___ Records for the exercise

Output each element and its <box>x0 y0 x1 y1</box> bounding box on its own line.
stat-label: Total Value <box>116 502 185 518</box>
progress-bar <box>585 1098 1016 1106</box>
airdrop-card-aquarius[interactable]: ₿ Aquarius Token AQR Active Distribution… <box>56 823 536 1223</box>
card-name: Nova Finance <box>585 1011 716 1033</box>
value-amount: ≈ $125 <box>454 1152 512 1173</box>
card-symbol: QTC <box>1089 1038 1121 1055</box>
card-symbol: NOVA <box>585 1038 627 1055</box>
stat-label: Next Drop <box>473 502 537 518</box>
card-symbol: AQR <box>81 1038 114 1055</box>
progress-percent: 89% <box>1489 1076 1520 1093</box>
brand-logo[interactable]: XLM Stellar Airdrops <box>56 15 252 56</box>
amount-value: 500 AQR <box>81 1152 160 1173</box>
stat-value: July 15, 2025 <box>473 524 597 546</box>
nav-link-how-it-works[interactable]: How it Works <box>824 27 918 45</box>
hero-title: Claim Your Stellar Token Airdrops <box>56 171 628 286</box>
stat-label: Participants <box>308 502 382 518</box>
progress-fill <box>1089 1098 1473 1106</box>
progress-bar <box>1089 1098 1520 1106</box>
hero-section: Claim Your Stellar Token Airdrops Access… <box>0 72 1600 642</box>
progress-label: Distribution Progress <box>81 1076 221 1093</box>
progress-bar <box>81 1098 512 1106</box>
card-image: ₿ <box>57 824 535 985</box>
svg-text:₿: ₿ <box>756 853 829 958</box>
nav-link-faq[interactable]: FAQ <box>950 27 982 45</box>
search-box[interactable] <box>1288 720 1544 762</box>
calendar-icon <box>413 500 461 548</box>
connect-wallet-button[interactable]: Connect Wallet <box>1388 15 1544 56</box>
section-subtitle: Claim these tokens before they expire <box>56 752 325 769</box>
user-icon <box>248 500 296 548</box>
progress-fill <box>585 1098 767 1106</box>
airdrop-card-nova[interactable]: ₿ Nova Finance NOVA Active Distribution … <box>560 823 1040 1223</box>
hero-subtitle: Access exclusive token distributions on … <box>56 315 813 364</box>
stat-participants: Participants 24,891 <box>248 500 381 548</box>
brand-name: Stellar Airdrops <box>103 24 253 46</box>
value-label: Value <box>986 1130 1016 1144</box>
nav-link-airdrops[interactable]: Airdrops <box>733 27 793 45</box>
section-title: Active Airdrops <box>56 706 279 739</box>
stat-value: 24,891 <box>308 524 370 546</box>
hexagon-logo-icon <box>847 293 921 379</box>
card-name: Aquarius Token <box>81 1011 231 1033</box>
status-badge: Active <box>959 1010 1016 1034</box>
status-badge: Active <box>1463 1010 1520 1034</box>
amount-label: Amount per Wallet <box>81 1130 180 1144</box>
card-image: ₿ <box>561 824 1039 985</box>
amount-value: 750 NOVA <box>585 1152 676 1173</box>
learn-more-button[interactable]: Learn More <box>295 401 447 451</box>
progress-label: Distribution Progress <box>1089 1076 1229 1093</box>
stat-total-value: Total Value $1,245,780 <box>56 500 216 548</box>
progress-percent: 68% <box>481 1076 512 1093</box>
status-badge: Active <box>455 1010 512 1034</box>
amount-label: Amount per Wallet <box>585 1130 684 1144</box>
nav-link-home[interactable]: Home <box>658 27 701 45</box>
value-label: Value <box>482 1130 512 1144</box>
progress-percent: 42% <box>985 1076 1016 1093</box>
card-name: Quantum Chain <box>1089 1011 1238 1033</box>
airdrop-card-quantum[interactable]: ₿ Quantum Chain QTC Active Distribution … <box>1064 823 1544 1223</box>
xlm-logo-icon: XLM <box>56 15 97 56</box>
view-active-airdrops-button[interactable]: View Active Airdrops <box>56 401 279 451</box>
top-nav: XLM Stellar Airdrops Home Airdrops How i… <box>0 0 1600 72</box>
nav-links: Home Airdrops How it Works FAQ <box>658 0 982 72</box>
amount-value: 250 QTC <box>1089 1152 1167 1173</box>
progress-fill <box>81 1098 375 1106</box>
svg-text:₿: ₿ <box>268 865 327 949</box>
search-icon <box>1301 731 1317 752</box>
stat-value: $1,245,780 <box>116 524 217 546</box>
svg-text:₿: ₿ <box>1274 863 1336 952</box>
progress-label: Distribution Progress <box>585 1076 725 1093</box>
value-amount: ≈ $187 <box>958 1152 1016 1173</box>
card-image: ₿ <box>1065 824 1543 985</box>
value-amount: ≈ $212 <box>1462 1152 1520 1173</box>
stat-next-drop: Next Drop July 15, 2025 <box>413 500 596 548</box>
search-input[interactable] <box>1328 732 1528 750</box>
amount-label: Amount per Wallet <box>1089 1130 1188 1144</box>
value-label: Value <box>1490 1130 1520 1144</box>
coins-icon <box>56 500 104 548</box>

______

_Task statement_.
Recast every line of the entries above as a numbered list, leaving out any blank lines.

_Result_.
1. Output each element and its <box>x0 y0 x1 y1</box> bounding box on its own line.
2. stat-label: Total Value <box>116 502 185 518</box>
3. progress-bar <box>585 1098 1016 1106</box>
4. airdrop-card-aquarius[interactable]: ₿ Aquarius Token AQR Active Distribution… <box>56 823 536 1223</box>
5. card-name: Nova Finance <box>585 1011 716 1033</box>
6. value-amount: ≈ $125 <box>454 1152 512 1173</box>
7. card-symbol: QTC <box>1089 1038 1121 1055</box>
8. card-symbol: NOVA <box>585 1038 627 1055</box>
9. stat-label: Next Drop <box>473 502 537 518</box>
10. card-symbol: AQR <box>81 1038 114 1055</box>
11. progress-percent: 89% <box>1489 1076 1520 1093</box>
12. brand-logo[interactable]: XLM Stellar Airdrops <box>56 15 252 56</box>
13. amount-value: 500 AQR <box>81 1152 160 1173</box>
14. stat-value: July 15, 2025 <box>473 524 597 546</box>
15. nav-link-how-it-works[interactable]: How it Works <box>824 27 918 45</box>
16. hero-title: Claim Your Stellar Token Airdrops <box>56 171 628 286</box>
17. stat-label: Participants <box>308 502 382 518</box>
18. progress-fill <box>1089 1098 1473 1106</box>
19. progress-bar <box>1089 1098 1520 1106</box>
20. hero-section: Claim Your Stellar Token Airdrops Access… <box>0 72 1600 642</box>
21. progress-label: Distribution Progress <box>81 1076 221 1093</box>
22. progress-bar <box>81 1098 512 1106</box>
23. card-image: ₿ <box>57 824 535 985</box>
24. svg-text:₿: ₿ <box>756 853 829 958</box>
25. nav-link-faq[interactable]: FAQ <box>950 27 982 45</box>
26. search-box[interactable] <box>1288 720 1544 762</box>
27. calendar-icon <box>413 500 461 548</box>
28. connect-wallet-button[interactable]: Connect Wallet <box>1388 15 1544 56</box>
29. section-subtitle: Claim these tokens before they expire <box>56 752 325 769</box>
30. user-icon <box>248 500 296 548</box>
31. progress-fill <box>585 1098 767 1106</box>
32. airdrop-card-nova[interactable]: ₿ Nova Finance NOVA Active Distribution … <box>560 823 1040 1223</box>
33. hero-subtitle: Access exclusive token distributions on … <box>56 315 813 364</box>
34. stat-participants: Participants 24,891 <box>248 500 381 548</box>
35. brand-name: Stellar Airdrops <box>103 24 253 46</box>
36. value-label: Value <box>986 1130 1016 1144</box>
37. nav-link-airdrops[interactable]: Airdrops <box>733 27 793 45</box>
38. section-title: Active Airdrops <box>56 706 279 739</box>
39. stat-value: 24,891 <box>308 524 370 546</box>
40. hexagon-logo-icon <box>847 293 921 379</box>
41. card-name: Aquarius Token <box>81 1011 231 1033</box>
42. status-badge: Active <box>959 1010 1016 1034</box>
43. status-badge: Active <box>1463 1010 1520 1034</box>
44. amount-label: Amount per Wallet <box>81 1130 180 1144</box>
45. card-image: ₿ <box>561 824 1039 985</box>
46. amount-value: 750 NOVA <box>585 1152 676 1173</box>
47. learn-more-button[interactable]: Learn More <box>295 401 447 451</box>
48. progress-label: Distribution Progress <box>1089 1076 1229 1093</box>
49. stat-total-value: Total Value $1,245,780 <box>56 500 216 548</box>
50. progress-percent: 68% <box>481 1076 512 1093</box>
51. status-badge: Active <box>455 1010 512 1034</box>
52. amount-label: Amount per Wallet <box>585 1130 684 1144</box>
53. nav-link-home[interactable]: Home <box>658 27 701 45</box>
54. value-label: Value <box>482 1130 512 1144</box>
55. progress-percent: 42% <box>985 1076 1016 1093</box>
56. card-name: Quantum Chain <box>1089 1011 1238 1033</box>
57. airdrop-card-quantum[interactable]: ₿ Quantum Chain QTC Active Distribution … <box>1064 823 1544 1223</box>
58. xlm-logo-icon: XLM <box>56 15 97 56</box>
59. view-active-airdrops-button[interactable]: View Active Airdrops <box>56 401 279 451</box>
60. top-nav: XLM Stellar Airdrops Home Airdrops How i… <box>0 0 1600 72</box>
61. nav-links: Home Airdrops How it Works FAQ <box>658 0 982 72</box>
62. amount-value: 250 QTC <box>1089 1152 1167 1173</box>
63. progress-fill <box>81 1098 375 1106</box>
64. svg-text:₿: ₿ <box>268 865 327 949</box>
65. search-icon <box>1301 731 1317 752</box>
66. stat-value: $1,245,780 <box>116 524 217 546</box>
67. svg-text:₿: ₿ <box>1274 863 1336 952</box>
68. progress-label: Distribution Progress <box>585 1076 725 1093</box>
69. value-amount: ≈ $187 <box>958 1152 1016 1173</box>
70. card-image: ₿ <box>1065 824 1543 985</box>
71. value-amount: ≈ $212 <box>1462 1152 1520 1173</box>
72. stat-next-drop: Next Drop July 15, 2025 <box>413 500 596 548</box>
73. search-input[interactable] <box>1328 732 1528 750</box>
74. amount-label: Amount per Wallet <box>1089 1130 1188 1144</box>
75. value-label: Value <box>1490 1130 1520 1144</box>
76. coins-icon <box>56 500 104 548</box>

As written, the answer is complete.